_Provided entries_.
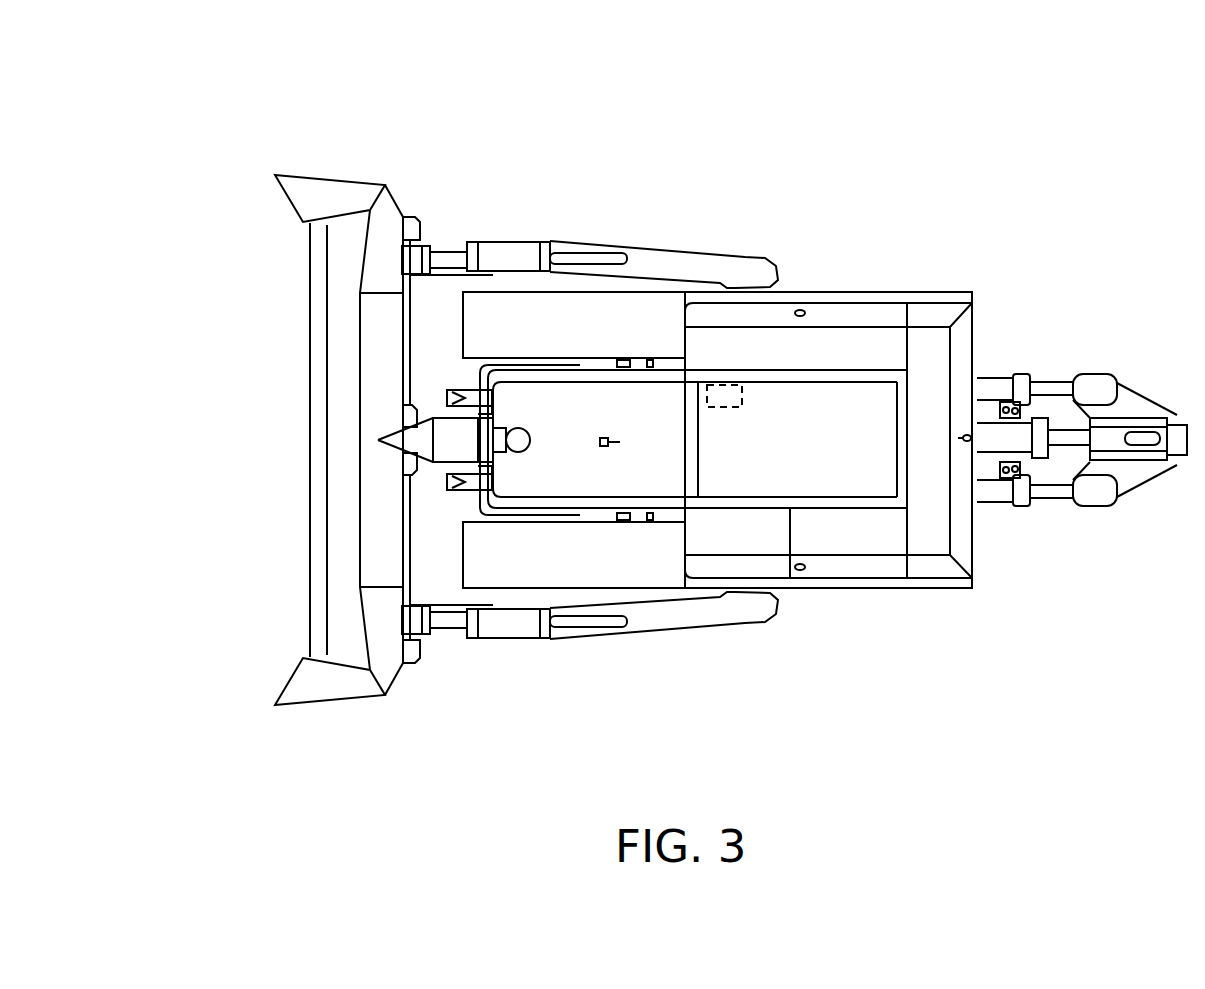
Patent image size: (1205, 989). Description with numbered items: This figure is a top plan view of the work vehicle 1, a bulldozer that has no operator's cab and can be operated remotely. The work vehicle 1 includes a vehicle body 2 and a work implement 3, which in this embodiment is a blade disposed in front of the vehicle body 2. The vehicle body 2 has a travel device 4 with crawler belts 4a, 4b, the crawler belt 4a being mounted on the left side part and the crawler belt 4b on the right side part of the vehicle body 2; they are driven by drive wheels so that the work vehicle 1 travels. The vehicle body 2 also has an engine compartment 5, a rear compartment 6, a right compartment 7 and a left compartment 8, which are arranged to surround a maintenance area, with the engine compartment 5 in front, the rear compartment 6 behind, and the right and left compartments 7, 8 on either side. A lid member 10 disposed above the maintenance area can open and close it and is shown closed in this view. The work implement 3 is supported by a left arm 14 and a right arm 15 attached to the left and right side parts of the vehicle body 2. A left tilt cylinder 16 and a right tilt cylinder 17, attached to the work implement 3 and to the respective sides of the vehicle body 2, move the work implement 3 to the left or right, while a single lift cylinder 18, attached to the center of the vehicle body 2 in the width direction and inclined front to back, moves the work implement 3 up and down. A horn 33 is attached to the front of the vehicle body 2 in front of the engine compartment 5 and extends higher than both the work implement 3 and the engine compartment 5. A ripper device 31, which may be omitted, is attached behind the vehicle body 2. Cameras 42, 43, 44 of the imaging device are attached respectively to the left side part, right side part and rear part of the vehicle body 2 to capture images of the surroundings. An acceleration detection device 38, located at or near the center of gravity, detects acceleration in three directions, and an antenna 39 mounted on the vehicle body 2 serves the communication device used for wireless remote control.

The work vehicle 1 is at (486, 116).
The vehicle body 2 is at (942, 280).
The work implement 3 is at (340, 327).
The travel device 4 is at (522, 598).
The crawler belt 4a is at (588, 570).
The crawler belt 4b is at (557, 313).
The engine compartment 5 is at (644, 400).
The rear compartment 6 is at (937, 358).
The right compartment 7 is at (877, 350).
The left compartment 8 is at (878, 538).
The lid member 10 is at (784, 413).
The left arm 14 is at (702, 619).
The right arm 15 is at (663, 257).
The left tilt cylinder 16 is at (497, 633).
The right tilt cylinder 17 is at (481, 242).
The lift cylinder 18 is at (514, 440).
The ripper device 31 is at (1054, 370).
The horn 33 is at (380, 434).
The acceleration detection device 38 is at (723, 383).
The antenna 39 is at (604, 444).
The camera 42 is at (800, 570).
The camera 43 is at (800, 310).
The camera 44 is at (975, 440).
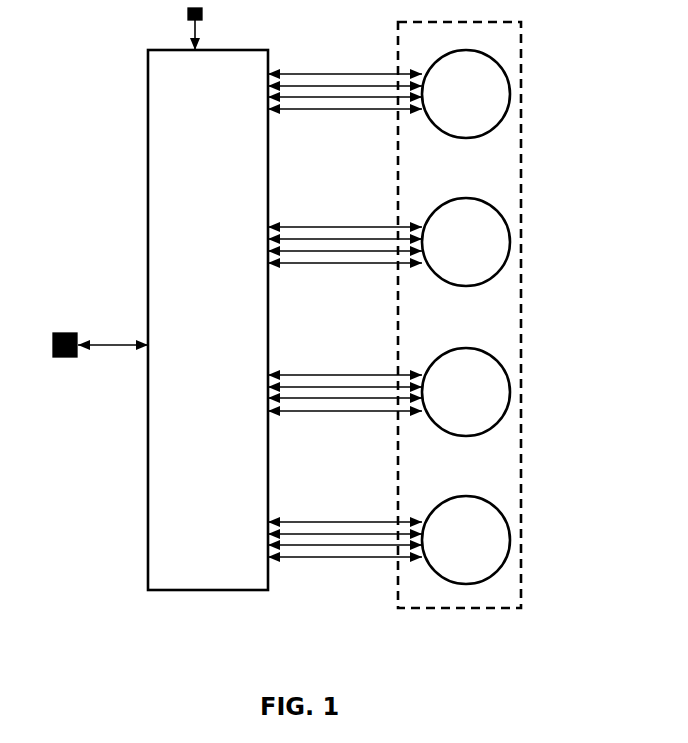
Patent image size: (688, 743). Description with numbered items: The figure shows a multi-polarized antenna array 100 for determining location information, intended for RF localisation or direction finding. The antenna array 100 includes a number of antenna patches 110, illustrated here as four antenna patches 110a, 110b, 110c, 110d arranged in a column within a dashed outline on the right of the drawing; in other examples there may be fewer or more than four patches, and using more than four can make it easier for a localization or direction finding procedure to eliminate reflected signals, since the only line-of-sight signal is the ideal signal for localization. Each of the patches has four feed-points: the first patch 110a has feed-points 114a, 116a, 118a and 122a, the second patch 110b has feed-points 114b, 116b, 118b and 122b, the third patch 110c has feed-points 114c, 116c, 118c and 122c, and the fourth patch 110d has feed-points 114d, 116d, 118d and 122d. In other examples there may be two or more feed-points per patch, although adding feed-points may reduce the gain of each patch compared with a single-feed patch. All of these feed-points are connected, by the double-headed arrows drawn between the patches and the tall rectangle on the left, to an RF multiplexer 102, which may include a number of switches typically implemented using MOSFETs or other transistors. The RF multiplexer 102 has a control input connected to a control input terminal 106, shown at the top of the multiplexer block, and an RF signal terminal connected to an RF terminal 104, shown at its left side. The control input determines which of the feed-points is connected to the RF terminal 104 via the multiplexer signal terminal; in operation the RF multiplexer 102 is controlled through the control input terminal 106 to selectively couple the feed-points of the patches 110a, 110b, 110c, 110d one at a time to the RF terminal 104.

The antenna array 100 is at (305, 667).
The RF multiplexer 102 is at (190, 362).
The RF terminal 104 is at (54, 357).
The control input terminal 106 is at (190, 23).
The antenna patches 110 is at (523, 415).
The antenna patch 110a is at (447, 104).
The antenna patch 110b is at (447, 252).
The antenna patch 110c is at (447, 402).
The antenna patch 110d is at (447, 550).
The feed-point 114a is at (332, 72).
The feed-point 116a is at (355, 88).
The feed-point 118a is at (352, 100).
The feed-point 122a is at (384, 110).
The feed-point 114b is at (337, 225).
The feed-point 116b is at (348, 237).
The feed-point 118b is at (320, 250).
The feed-point 122b is at (377, 263).
The feed-point 114c is at (317, 373).
The feed-point 116c is at (348, 385).
The feed-point 118c is at (307, 398).
The feed-point 122c is at (378, 410).
The feed-point 114d is at (330, 520).
The feed-point 116d is at (348, 532).
The feed-point 118d is at (320, 547).
The feed-point 122d is at (343, 558).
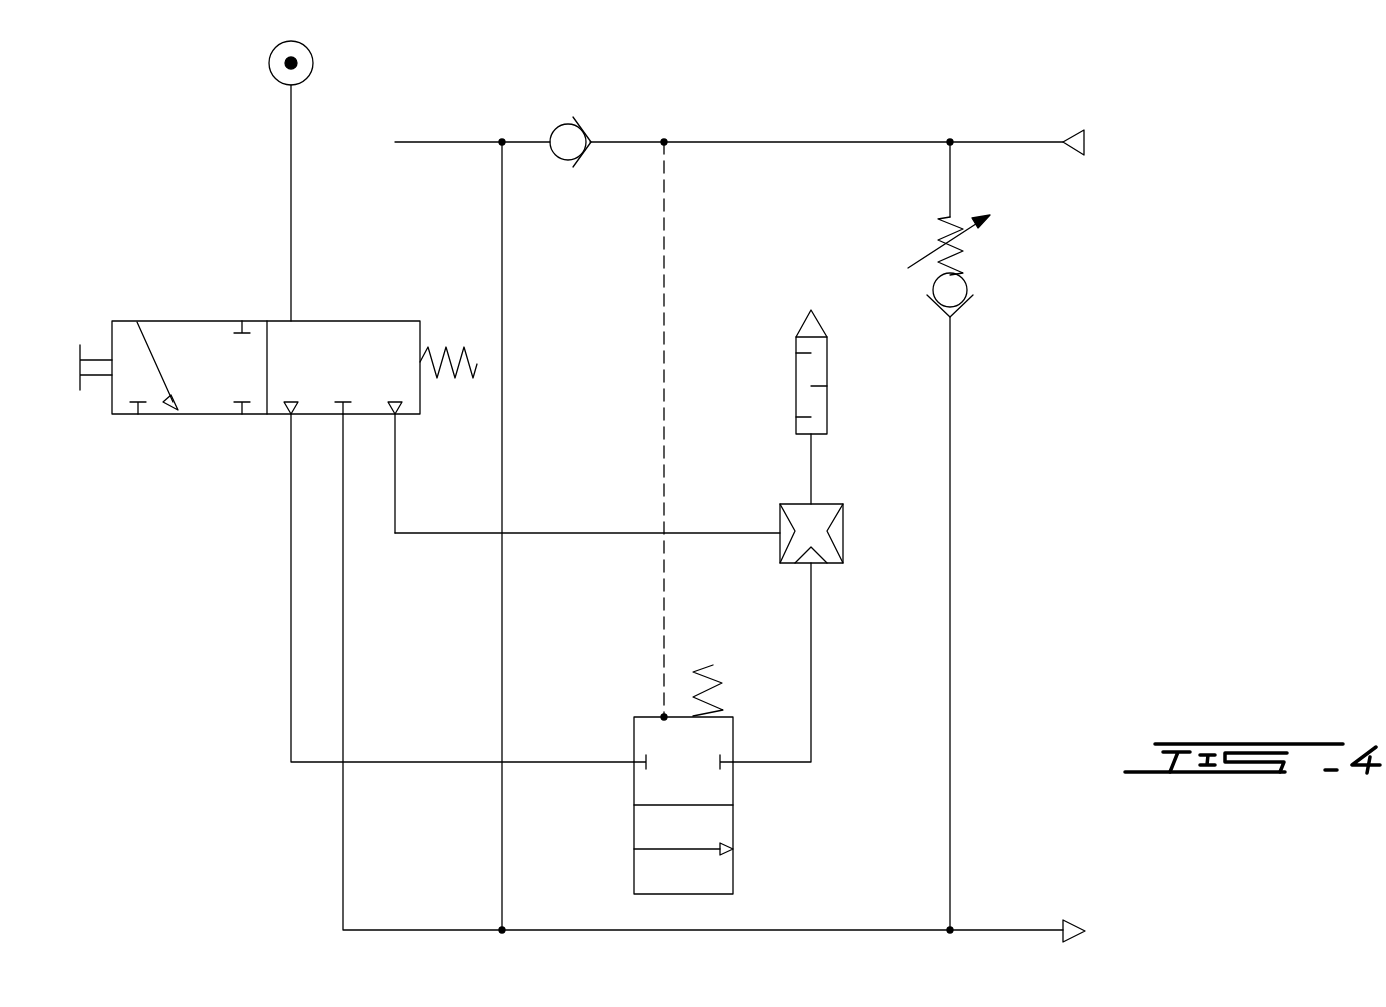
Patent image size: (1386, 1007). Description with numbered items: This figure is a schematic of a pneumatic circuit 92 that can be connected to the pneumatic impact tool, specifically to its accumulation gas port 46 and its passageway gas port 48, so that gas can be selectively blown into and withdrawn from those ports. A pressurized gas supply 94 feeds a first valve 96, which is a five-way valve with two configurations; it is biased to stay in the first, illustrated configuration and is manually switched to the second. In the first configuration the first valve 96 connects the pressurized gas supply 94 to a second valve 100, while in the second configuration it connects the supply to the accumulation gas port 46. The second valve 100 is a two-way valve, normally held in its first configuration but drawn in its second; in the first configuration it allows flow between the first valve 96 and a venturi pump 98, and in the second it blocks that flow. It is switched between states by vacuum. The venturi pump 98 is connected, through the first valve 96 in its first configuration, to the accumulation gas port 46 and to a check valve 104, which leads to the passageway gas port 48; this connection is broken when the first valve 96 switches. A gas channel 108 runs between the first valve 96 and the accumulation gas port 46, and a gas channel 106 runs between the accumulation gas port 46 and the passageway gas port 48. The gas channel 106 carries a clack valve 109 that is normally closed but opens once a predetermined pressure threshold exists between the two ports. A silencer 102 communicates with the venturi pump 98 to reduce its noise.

_Set exercise_. Reproduce the records above word for word, leaving out the pictures.

_Written response_.
Patent image size: (1205, 989). Description with numbered items: This figure is a top plan view of the work vehicle 1, a bulldozer that has no operator's cab and can be operated remotely. The work vehicle 1 includes a vehicle body 2 and a work implement 3, which in this embodiment is a blade disposed in front of the vehicle body 2. The vehicle body 2 has a travel device 4 with crawler belts 4a, 4b, the crawler belt 4a being mounted on the left side part and the crawler belt 4b on the right side part of the vehicle body 2; they are driven by drive wheels so that the work vehicle 1 travels. The vehicle body 2 also has an engine compartment 5, a rear compartment 6, a right compartment 7 and a left compartment 8, which are arranged to surround a maintenance area, with the engine compartment 5 in front, the rear compartment 6 behind, and the right and left compartments 7, 8 on either side. A lid member 10 disposed above the maintenance area can open and close it and is shown closed in this view. The work implement 3 is supported by a left arm 14 and a right arm 15 attached to the left and right side parts of the vehicle body 2. A left tilt cylinder 16 and a right tilt cylinder 17, attached to the work implement 3 and to the respective sides of the vehicle body 2, move the work implement 3 to the left or right, while a single lift cylinder 18, attached to the center of the vehicle body 2 in the width direction and inclined front to back, moves the work implement 3 up and down. A horn 33 is attached to the front of the vehicle body 2 in front of the engine compartment 5 and extends higher than both the work implement 3 and the engine compartment 5. A ripper device 31, which may be omitted, is attached behind the vehicle body 2. Cameras 42, 43, 44 of the imaging device are attached respectively to the left side part, right side part and rear part of the vehicle body 2 to capture images of the surroundings. An acceleration detection device 38, located at or near the center of gravity, detects acceleration in three directions, and an antenna 39 mounted on the vehicle body 2 serves the communication device used for wireless remote control.

The work vehicle 1 is at (486, 116).
The vehicle body 2 is at (942, 280).
The work implement 3 is at (340, 327).
The travel device 4 is at (522, 598).
The crawler belt 4a is at (588, 570).
The crawler belt 4b is at (557, 313).
The engine compartment 5 is at (644, 400).
The rear compartment 6 is at (937, 358).
The right compartment 7 is at (877, 350).
The left compartment 8 is at (878, 538).
The lid member 10 is at (784, 413).
The left arm 14 is at (702, 619).
The right arm 15 is at (663, 257).
The left tilt cylinder 16 is at (497, 633).
The right tilt cylinder 17 is at (481, 242).
The lift cylinder 18 is at (514, 440).
The ripper device 31 is at (1054, 370).
The horn 33 is at (380, 434).
The acceleration detection device 38 is at (723, 383).
The antenna 39 is at (604, 444).
The camera 42 is at (800, 570).
The camera 43 is at (800, 310).
The camera 44 is at (975, 440).
Patent image size: (688, 743). Description with numbered items: The figure shows a multi-polarized antenna array 100 for determining location information, intended for RF localisation or direction finding. The antenna array 100 includes a number of antenna patches 110, illustrated here as four antenna patches 110a, 110b, 110c, 110d arranged in a column within a dashed outline on the right of the drawing; in other examples there may be fewer or more than four patches, and using more than four can make it easier for a localization or direction finding procedure to eliminate reflected signals, since the only line-of-sight signal is the ideal signal for localization. Each of the patches has four feed-points: the first patch 110a has feed-points 114a, 116a, 118a and 122a, the second patch 110b has feed-points 114b, 116b, 118b and 122b, the third patch 110c has feed-points 114c, 116c, 118c and 122c, and the fourth patch 110d has feed-points 114d, 116d, 118d and 122d. In other examples there may be two or more feed-points per patch, although adding feed-points may reduce the gain of each patch compared with a single-feed patch. All of these feed-points are connected, by the double-headed arrows drawn between the patches and the tall rectangle on the left, to an RF multiplexer 102, which may include a number of switches typically implemented using MOSFETs or other transistors. The RF multiplexer 102 has a control input connected to a control input terminal 106, shown at the top of the multiplexer block, and an RF signal terminal connected to an RF terminal 104, shown at its left side. The control input determines which of the feed-points is connected to the RF terminal 104 via the multiplexer signal terminal; in operation the RF multiplexer 102 is controlled through the control input terminal 106 to selectively couple the feed-points of the patches 110a, 110b, 110c, 110d one at a time to the RF terminal 104.

The antenna array 100 is at (305, 667).
The RF multiplexer 102 is at (190, 362).
The RF terminal 104 is at (54, 357).
The control input terminal 106 is at (190, 23).
The antenna patches 110 is at (523, 415).
The antenna patch 110a is at (447, 104).
The antenna patch 110b is at (447, 252).
The antenna patch 110c is at (447, 402).
The antenna patch 110d is at (447, 550).
The feed-point 114a is at (332, 72).
The feed-point 116a is at (355, 88).
The feed-point 118a is at (352, 100).
The feed-point 122a is at (384, 110).
The feed-point 114b is at (337, 225).
The feed-point 116b is at (348, 237).
The feed-point 118b is at (320, 250).
The feed-point 122b is at (377, 263).
The feed-point 114c is at (317, 373).
The feed-point 116c is at (348, 385).
The feed-point 118c is at (307, 398).
The feed-point 122c is at (378, 410).
The feed-point 114d is at (330, 520).
The feed-point 116d is at (348, 532).
The feed-point 118d is at (320, 547).
The feed-point 122d is at (343, 558).
Patent image size: (1386, 1007). Description with numbered items: This figure is a schematic of a pneumatic circuit 92 that can be connected to the pneumatic impact tool, specifically to its accumulation gas port 46 and its passageway gas port 48, so that gas can be selectively blown into and withdrawn from those ports. A pressurized gas supply 94 feeds a first valve 96, which is a five-way valve with two configurations; it is biased to stay in the first, illustrated configuration and is manually switched to the second. In the first configuration the first valve 96 connects the pressurized gas supply 94 to a second valve 100, while in the second configuration it connects the supply to the accumulation gas port 46. The second valve 100 is a two-way valve, normally held in its first configuration but drawn in its second; in the first configuration it allows flow between the first valve 96 and a venturi pump 98, and in the second it blocks that flow. It is switched between states by vacuum. The venturi pump 98 is connected, through the first valve 96 in its first configuration, to the accumulation gas port 46 and to a check valve 104, which leads to the passageway gas port 48; this connection is broken when the first valve 96 switches. A gas channel 108 runs between the first valve 96 and the accumulation gas port 46, and a gas channel 106 runs between the accumulation gas port 46 and the passageway gas port 48. The gas channel 106 carries a clack valve 109 that is normally closed but opens once a predetermined pressure threshold exists between the two ports. A silencer 102 communicates with the venturi pump 98 to reduce its noise.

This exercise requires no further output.